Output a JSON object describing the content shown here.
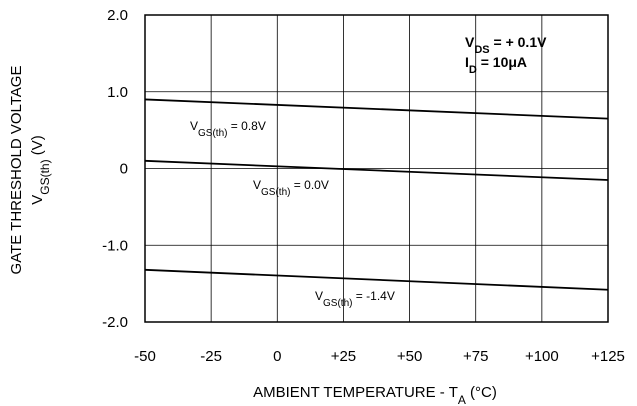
{
  "chart_data": {
    "type": "line",
    "title": "",
    "xlabel": "AMBIENT TEMPERATURE - T",
    "xlabel_sub": "A",
    "xlabel_tail": " (°C)",
    "ylabel_line1": "GATE THRESHOLD VOLTAGE",
    "ylabel_line2_main": "V",
    "ylabel_line2_sub": "GS(th)",
    "ylabel_line2_tail": " (V)",
    "xlim": [
      -50,
      125
    ],
    "ylim": [
      -2.0,
      2.0
    ],
    "x_ticks": [
      -50,
      -25,
      0,
      25,
      50,
      75,
      100,
      125
    ],
    "x_tick_labels": [
      "-50",
      "-25",
      "0",
      "+25",
      "+50",
      "+75",
      "+100",
      "+125"
    ],
    "y_ticks": [
      2.0,
      1.0,
      0,
      -1.0,
      -2.0
    ],
    "y_tick_labels": [
      "2.0",
      "1.0",
      "0",
      "-1.0",
      "-2.0"
    ],
    "grid": true,
    "series": [
      {
        "label_main": "V",
        "label_sub": "GS(th)",
        "label_tail": " = 0.8V",
        "x": [
          -50,
          125
        ],
        "y": [
          0.9,
          0.65
        ]
      },
      {
        "label_main": "V",
        "label_sub": "GS(th)",
        "label_tail": " = 0.0V",
        "x": [
          -50,
          125
        ],
        "y": [
          0.1,
          -0.15
        ]
      },
      {
        "label_main": "V",
        "label_sub": "GS(th)",
        "label_tail": " = -1.4V",
        "x": [
          -50,
          125
        ],
        "y": [
          -1.32,
          -1.58
        ]
      }
    ],
    "conditions": [
      {
        "main": "V",
        "sub": "DS",
        "tail": " = + 0.1V"
      },
      {
        "main": "I",
        "sub": "D",
        "tail": " = 10μA"
      }
    ]
  }
}
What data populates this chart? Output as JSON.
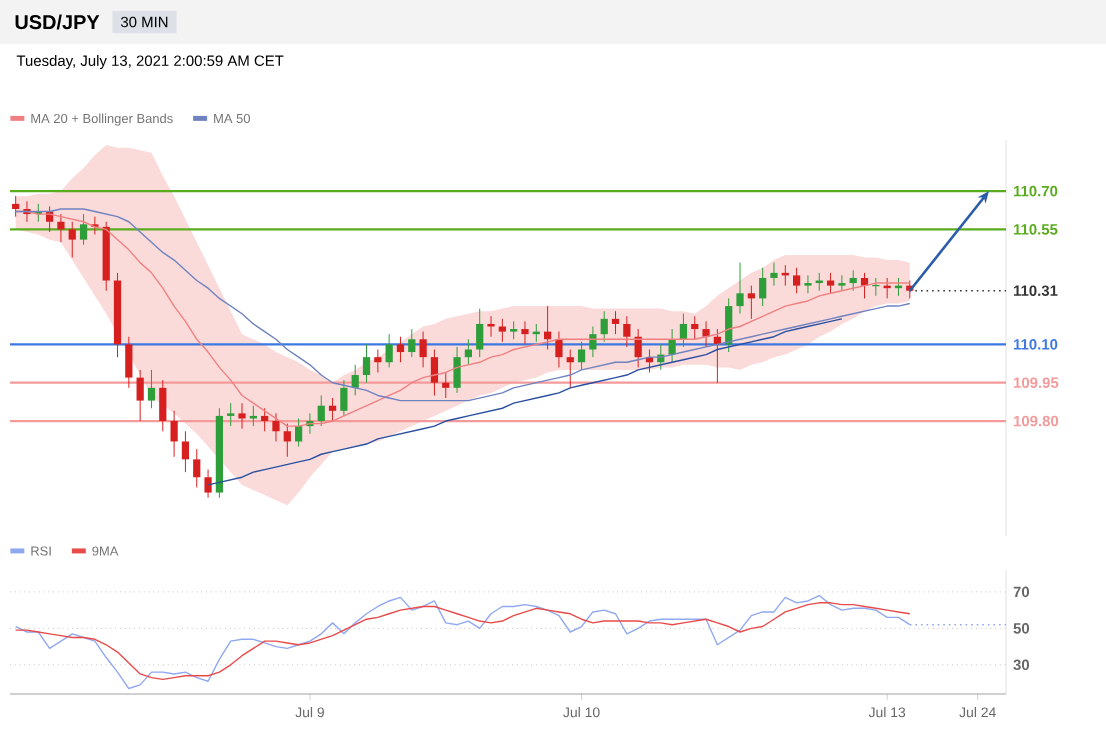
{
  "chart_data": [
    {
      "type": "candlestick",
      "title": "USD/JPY",
      "subtitle": "Tuesday, July 13, 2021 2:00:59 AM CET",
      "annotations": [
        "30 MIN"
      ],
      "categories": [
        null,
        null,
        null,
        null,
        null,
        null,
        null,
        null,
        null,
        null,
        null,
        null,
        null,
        null,
        null,
        null,
        null,
        null,
        null,
        null,
        null,
        null,
        null,
        null,
        null,
        null,
        null,
        null,
        null,
        null,
        null,
        null,
        null,
        null,
        null,
        null,
        null,
        null,
        null,
        null,
        null,
        null,
        null,
        null,
        null,
        null,
        null,
        null,
        null,
        null,
        null,
        null,
        null,
        null,
        null,
        null,
        null,
        null,
        null,
        null,
        null,
        null,
        null,
        null,
        null,
        null,
        null,
        null,
        null,
        null,
        null,
        null,
        null,
        null,
        null,
        null,
        null,
        null,
        null,
        null,
        null,
        null,
        null,
        null,
        null,
        null,
        null,
        null
      ],
      "ohlc": [
        [
          110.65,
          110.68,
          110.6,
          110.63
        ],
        [
          110.63,
          110.66,
          110.58,
          110.61
        ],
        [
          110.61,
          110.65,
          110.58,
          110.62
        ],
        [
          110.62,
          110.64,
          110.54,
          110.58
        ],
        [
          110.58,
          110.61,
          110.5,
          110.55
        ],
        [
          110.55,
          110.58,
          110.44,
          110.51
        ],
        [
          110.51,
          110.61,
          110.49,
          110.57
        ],
        [
          110.57,
          110.6,
          110.53,
          110.56
        ],
        [
          110.56,
          110.58,
          110.31,
          110.35
        ],
        [
          110.35,
          110.38,
          110.05,
          110.1
        ],
        [
          110.1,
          110.13,
          109.93,
          109.97
        ],
        [
          109.97,
          110.0,
          109.8,
          109.88
        ],
        [
          109.88,
          110.0,
          109.85,
          109.93
        ],
        [
          109.93,
          109.96,
          109.76,
          109.8
        ],
        [
          109.8,
          109.84,
          109.66,
          109.72
        ],
        [
          109.72,
          109.76,
          109.6,
          109.65
        ],
        [
          109.65,
          109.69,
          109.54,
          109.58
        ],
        [
          109.58,
          109.61,
          109.5,
          109.52
        ],
        [
          109.52,
          109.85,
          109.5,
          109.82
        ],
        [
          109.82,
          109.87,
          109.78,
          109.83
        ],
        [
          109.83,
          109.87,
          109.77,
          109.81
        ],
        [
          109.81,
          109.86,
          109.78,
          109.82
        ],
        [
          109.82,
          109.85,
          109.76,
          109.8
        ],
        [
          109.8,
          109.83,
          109.72,
          109.76
        ],
        [
          109.76,
          109.79,
          109.66,
          109.72
        ],
        [
          109.72,
          109.81,
          109.7,
          109.78
        ],
        [
          109.78,
          109.83,
          109.75,
          109.8
        ],
        [
          109.8,
          109.9,
          109.78,
          109.86
        ],
        [
          109.86,
          109.89,
          109.8,
          109.84
        ],
        [
          109.84,
          109.96,
          109.82,
          109.93
        ],
        [
          109.93,
          110.02,
          109.9,
          109.98
        ],
        [
          109.98,
          110.1,
          109.95,
          110.05
        ],
        [
          110.05,
          110.08,
          109.99,
          110.03
        ],
        [
          110.03,
          110.14,
          110.01,
          110.1
        ],
        [
          110.1,
          110.13,
          110.03,
          110.07
        ],
        [
          110.07,
          110.16,
          110.05,
          110.12
        ],
        [
          110.12,
          110.15,
          110.01,
          110.05
        ],
        [
          110.05,
          110.08,
          109.9,
          109.95
        ],
        [
          109.95,
          109.99,
          109.89,
          109.93
        ],
        [
          109.93,
          110.09,
          109.91,
          110.05
        ],
        [
          110.05,
          110.12,
          110.02,
          110.08
        ],
        [
          110.08,
          110.24,
          110.05,
          110.18
        ],
        [
          110.18,
          110.21,
          110.13,
          110.17
        ],
        [
          110.17,
          110.2,
          110.11,
          110.15
        ],
        [
          110.15,
          110.19,
          110.12,
          110.16
        ],
        [
          110.16,
          110.19,
          110.1,
          110.14
        ],
        [
          110.14,
          110.18,
          110.11,
          110.15
        ],
        [
          110.15,
          110.25,
          110.08,
          110.12
        ],
        [
          110.12,
          110.15,
          110.01,
          110.05
        ],
        [
          110.05,
          110.08,
          109.93,
          110.03
        ],
        [
          110.03,
          110.11,
          110.0,
          110.08
        ],
        [
          110.08,
          110.17,
          110.05,
          110.14
        ],
        [
          110.14,
          110.23,
          110.11,
          110.2
        ],
        [
          110.2,
          110.23,
          110.14,
          110.18
        ],
        [
          110.18,
          110.21,
          110.09,
          110.13
        ],
        [
          110.13,
          110.16,
          110.01,
          110.05
        ],
        [
          110.05,
          110.08,
          109.99,
          110.03
        ],
        [
          110.03,
          110.1,
          110.0,
          110.06
        ],
        [
          110.06,
          110.16,
          110.03,
          110.12
        ],
        [
          110.12,
          110.22,
          110.09,
          110.18
        ],
        [
          110.18,
          110.21,
          110.12,
          110.16
        ],
        [
          110.16,
          110.19,
          110.09,
          110.13
        ],
        [
          110.13,
          110.16,
          109.95,
          110.1
        ],
        [
          110.1,
          110.28,
          110.07,
          110.25
        ],
        [
          110.25,
          110.42,
          110.22,
          110.3
        ],
        [
          110.3,
          110.33,
          110.2,
          110.28
        ],
        [
          110.28,
          110.4,
          110.25,
          110.36
        ],
        [
          110.36,
          110.42,
          110.33,
          110.38
        ],
        [
          110.38,
          110.41,
          110.33,
          110.37
        ],
        [
          110.37,
          110.4,
          110.3,
          110.33
        ],
        [
          110.33,
          110.37,
          110.3,
          110.34
        ],
        [
          110.34,
          110.38,
          110.31,
          110.35
        ],
        [
          110.35,
          110.38,
          110.3,
          110.33
        ],
        [
          110.33,
          110.37,
          110.31,
          110.34
        ],
        [
          110.34,
          110.39,
          110.31,
          110.36
        ],
        [
          110.36,
          110.38,
          110.28,
          110.33
        ],
        [
          110.33,
          110.36,
          110.29,
          110.33
        ],
        [
          110.33,
          110.36,
          110.28,
          110.32
        ],
        [
          110.32,
          110.36,
          110.29,
          110.33
        ],
        [
          110.33,
          110.35,
          110.28,
          110.31
        ],
        null,
        null,
        null,
        null,
        null,
        null,
        null,
        null
      ],
      "series": [
        {
          "name": "MA 20 + Bollinger Bands",
          "type": "line",
          "color": "#f08080",
          "values": [
            110.62,
            110.62,
            110.61,
            110.61,
            110.6,
            110.59,
            110.58,
            110.56,
            110.55,
            110.51,
            110.47,
            110.42,
            110.38,
            110.32,
            110.25,
            110.19,
            110.12,
            110.07,
            110.01,
            109.96,
            109.9,
            109.87,
            109.84,
            109.81,
            109.78,
            109.78,
            109.79,
            109.79,
            109.8,
            109.82,
            109.84,
            109.86,
            109.88,
            109.9,
            109.92,
            109.95,
            109.97,
            109.98,
            109.99,
            110.01,
            110.02,
            110.03,
            110.05,
            110.06,
            110.08,
            110.09,
            110.1,
            110.11,
            110.12,
            110.12,
            110.12,
            110.12,
            110.12,
            110.12,
            110.12,
            110.12,
            110.12,
            110.12,
            110.12,
            110.12,
            110.12,
            110.13,
            110.14,
            110.16,
            110.17,
            110.19,
            110.21,
            110.23,
            110.25,
            110.26,
            110.27,
            110.29,
            110.3,
            110.31,
            110.32,
            110.33,
            110.34,
            110.34,
            110.34,
            110.34,
            null,
            null,
            null,
            null,
            null,
            null,
            null,
            null
          ],
          "upper": [
            110.68,
            110.68,
            110.69,
            110.69,
            110.7,
            110.75,
            110.79,
            110.84,
            110.88,
            110.87,
            110.87,
            110.86,
            110.85,
            110.76,
            110.68,
            110.59,
            110.5,
            110.41,
            110.32,
            110.23,
            110.14,
            110.12,
            110.1,
            110.07,
            110.05,
            110.03,
            110.0,
            109.98,
            109.95,
            109.98,
            110.0,
            110.03,
            110.05,
            110.08,
            110.11,
            110.14,
            110.17,
            110.18,
            110.2,
            110.21,
            110.22,
            110.23,
            110.23,
            110.24,
            110.25,
            110.25,
            110.25,
            110.25,
            110.25,
            110.25,
            110.25,
            110.24,
            110.24,
            110.24,
            110.24,
            110.24,
            110.24,
            110.24,
            110.23,
            110.23,
            110.22,
            110.25,
            110.29,
            110.32,
            110.35,
            110.38,
            110.4,
            110.43,
            110.45,
            110.45,
            110.45,
            110.45,
            110.45,
            110.45,
            110.45,
            110.44,
            110.44,
            110.43,
            110.43,
            110.42,
            null,
            null,
            null,
            null,
            null,
            null,
            null,
            null
          ],
          "lower": [
            110.55,
            110.54,
            110.53,
            110.51,
            110.5,
            110.43,
            110.36,
            110.29,
            110.22,
            110.14,
            110.06,
            109.98,
            109.9,
            109.86,
            109.83,
            109.79,
            109.75,
            109.7,
            109.65,
            109.6,
            109.55,
            109.53,
            109.51,
            109.49,
            109.47,
            109.52,
            109.58,
            109.63,
            109.68,
            109.69,
            109.7,
            109.71,
            109.72,
            109.74,
            109.76,
            109.78,
            109.8,
            109.82,
            109.84,
            109.86,
            109.88,
            109.9,
            109.91,
            109.93,
            109.95,
            109.96,
            109.97,
            109.99,
            110.0,
            110.0,
            110.0,
            110.0,
            110.0,
            110.0,
            110.0,
            110.0,
            110.0,
            110.01,
            110.01,
            110.02,
            110.02,
            110.02,
            110.01,
            110.01,
            110.0,
            110.02,
            110.03,
            110.05,
            110.06,
            110.08,
            110.1,
            110.13,
            110.15,
            110.18,
            110.2,
            110.23,
            110.25,
            110.26,
            110.26,
            110.27,
            null,
            null,
            null,
            null,
            null,
            null,
            null,
            null
          ]
        },
        {
          "name": "MA 50",
          "type": "line",
          "color": "#6f82c0",
          "values": [
            110.62,
            110.62,
            110.62,
            110.62,
            110.63,
            110.63,
            110.63,
            110.62,
            110.61,
            110.6,
            110.58,
            110.54,
            110.5,
            110.46,
            110.43,
            110.39,
            110.35,
            110.32,
            110.28,
            110.25,
            110.22,
            110.18,
            110.15,
            110.12,
            110.08,
            110.05,
            110.02,
            109.98,
            109.95,
            109.94,
            109.93,
            109.92,
            109.9,
            109.89,
            109.88,
            109.88,
            109.88,
            109.88,
            109.88,
            109.88,
            109.88,
            109.89,
            109.9,
            109.91,
            109.93,
            109.94,
            109.95,
            109.96,
            109.97,
            109.98,
            110.0,
            110.01,
            110.02,
            110.03,
            110.03,
            110.04,
            110.05,
            110.05,
            110.06,
            110.07,
            110.08,
            110.09,
            110.1,
            110.11,
            110.12,
            110.13,
            110.14,
            110.15,
            110.16,
            110.17,
            110.18,
            110.19,
            110.2,
            110.21,
            110.22,
            110.23,
            110.24,
            110.25,
            110.25,
            110.26,
            null,
            null,
            null,
            null,
            null,
            null,
            null,
            null
          ]
        },
        {
          "type": "line",
          "color": "#2a4fa0",
          "values": [
            null,
            null,
            null,
            null,
            null,
            null,
            null,
            null,
            null,
            null,
            null,
            null,
            null,
            null,
            null,
            null,
            null,
            109.55,
            109.56,
            109.57,
            109.58,
            109.6,
            109.61,
            109.62,
            109.63,
            109.64,
            109.65,
            109.67,
            109.68,
            109.69,
            109.7,
            109.71,
            109.73,
            109.74,
            109.75,
            109.76,
            109.77,
            109.78,
            109.8,
            109.81,
            109.82,
            109.83,
            109.84,
            109.85,
            109.87,
            109.88,
            109.89,
            109.9,
            109.91,
            109.93,
            109.94,
            109.95,
            109.96,
            109.97,
            109.98,
            110.0,
            110.01,
            110.02,
            110.03,
            110.04,
            110.05,
            110.06,
            110.08,
            110.09,
            110.1,
            110.11,
            110.12,
            110.13,
            110.15,
            110.16,
            110.17,
            110.18,
            110.19,
            110.2,
            null,
            null,
            null,
            null,
            null,
            null,
            null,
            null,
            null,
            null,
            null,
            null,
            null,
            null
          ]
        }
      ],
      "ylim": [
        109.35,
        110.9
      ],
      "yticks": [
        {
          "value": 110.7,
          "label": "110.70"
        },
        {
          "value": 110.55,
          "label": "110.55"
        },
        {
          "value": 110.31,
          "label": "110.31"
        },
        {
          "value": 110.1,
          "label": "110.10"
        },
        {
          "value": 109.95,
          "label": "109.95"
        },
        {
          "value": 109.8,
          "label": "109.80"
        }
      ],
      "ref_lines": [
        {
          "axis": "y",
          "value": 110.7,
          "color": "#5aab1e",
          "line_style": "solid"
        },
        {
          "axis": "y",
          "value": 110.55,
          "color": "#5aab1e",
          "line_style": "solid"
        },
        {
          "axis": "y",
          "value": 110.31,
          "color": "#333333",
          "line_style": "dotted"
        },
        {
          "axis": "y",
          "value": 110.1,
          "color": "#3d78e0",
          "line_style": "solid"
        },
        {
          "axis": "y",
          "value": 109.95,
          "color": "#f49a9a",
          "line_style": "solid"
        },
        {
          "axis": "y",
          "value": 109.8,
          "color": "#f49a9a",
          "line_style": "solid"
        }
      ],
      "tick_labels": "y",
      "legend": "top left"
    },
    {
      "type": "line",
      "categories": [
        null,
        null,
        null,
        null,
        null,
        null,
        null,
        null,
        null,
        null,
        null,
        null,
        null,
        null,
        null,
        null,
        null,
        null,
        null,
        null,
        null,
        null,
        null,
        null,
        null,
        null,
        "Jul 9",
        null,
        null,
        null,
        null,
        null,
        null,
        null,
        null,
        null,
        null,
        null,
        null,
        null,
        null,
        null,
        null,
        null,
        null,
        null,
        null,
        null,
        null,
        null,
        "Jul 10",
        null,
        null,
        null,
        null,
        null,
        null,
        null,
        null,
        null,
        null,
        null,
        null,
        null,
        null,
        null,
        null,
        null,
        null,
        null,
        null,
        null,
        null,
        null,
        null,
        null,
        null,
        "Jul 13",
        null,
        null,
        null,
        null,
        null,
        null,
        null,
        "Jul 24",
        null,
        null
      ],
      "series": [
        {
          "name": "RSI",
          "type": "line",
          "color": "#8fa8f0",
          "values": [
            51,
            48,
            48,
            39,
            43,
            47,
            45,
            43,
            34,
            26,
            17,
            19,
            26,
            26,
            25,
            26,
            23,
            21,
            33,
            43,
            44,
            44,
            42,
            40,
            39,
            41,
            43,
            47,
            53,
            47,
            53,
            58,
            62,
            65,
            67,
            60,
            62,
            65,
            53,
            52,
            54,
            50,
            58,
            62,
            62,
            63,
            62,
            60,
            57,
            48,
            51,
            59,
            60,
            58,
            47,
            50,
            54,
            55,
            55,
            55,
            55,
            55,
            41,
            45,
            49,
            57,
            59,
            59,
            67,
            64,
            65,
            68,
            63,
            60,
            61,
            61,
            60,
            56,
            56,
            52,
            null,
            null,
            null,
            null,
            null,
            null,
            null,
            null
          ]
        },
        {
          "name": "9MA",
          "type": "line",
          "color": "#e84a4a",
          "values": [
            49,
            49,
            48,
            47,
            46,
            45,
            45,
            44,
            41,
            37,
            31,
            25,
            23,
            22,
            23,
            24,
            24,
            24,
            26,
            30,
            35,
            39,
            43,
            43,
            42,
            41,
            42,
            44,
            46,
            49,
            52,
            55,
            56,
            58,
            60,
            61,
            62,
            62,
            60,
            58,
            56,
            54,
            53,
            54,
            57,
            59,
            61,
            60,
            59,
            58,
            55,
            53,
            54,
            54,
            54,
            54,
            53,
            53,
            52,
            53,
            54,
            55,
            53,
            51,
            48,
            50,
            51,
            55,
            59,
            61,
            63,
            64,
            64,
            63,
            63,
            62,
            61,
            60,
            59,
            58,
            null,
            null,
            null,
            null,
            null,
            null,
            null,
            null
          ]
        }
      ],
      "ylim": [
        14,
        82
      ],
      "yticks": [
        30,
        50,
        70
      ],
      "ref_lines": [
        {
          "axis": "y",
          "value": 52,
          "color": "#8fa8f0",
          "line_style": "dotted"
        }
      ],
      "grid": "y",
      "legend": "top left"
    }
  ]
}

### Challenge
Take every line from the data that contains the word "name".

### The reply
          "name": "MA 20 + Bollinger Bands",
          "name": "MA 50",
          "name": "RSI",
          "name": "9MA",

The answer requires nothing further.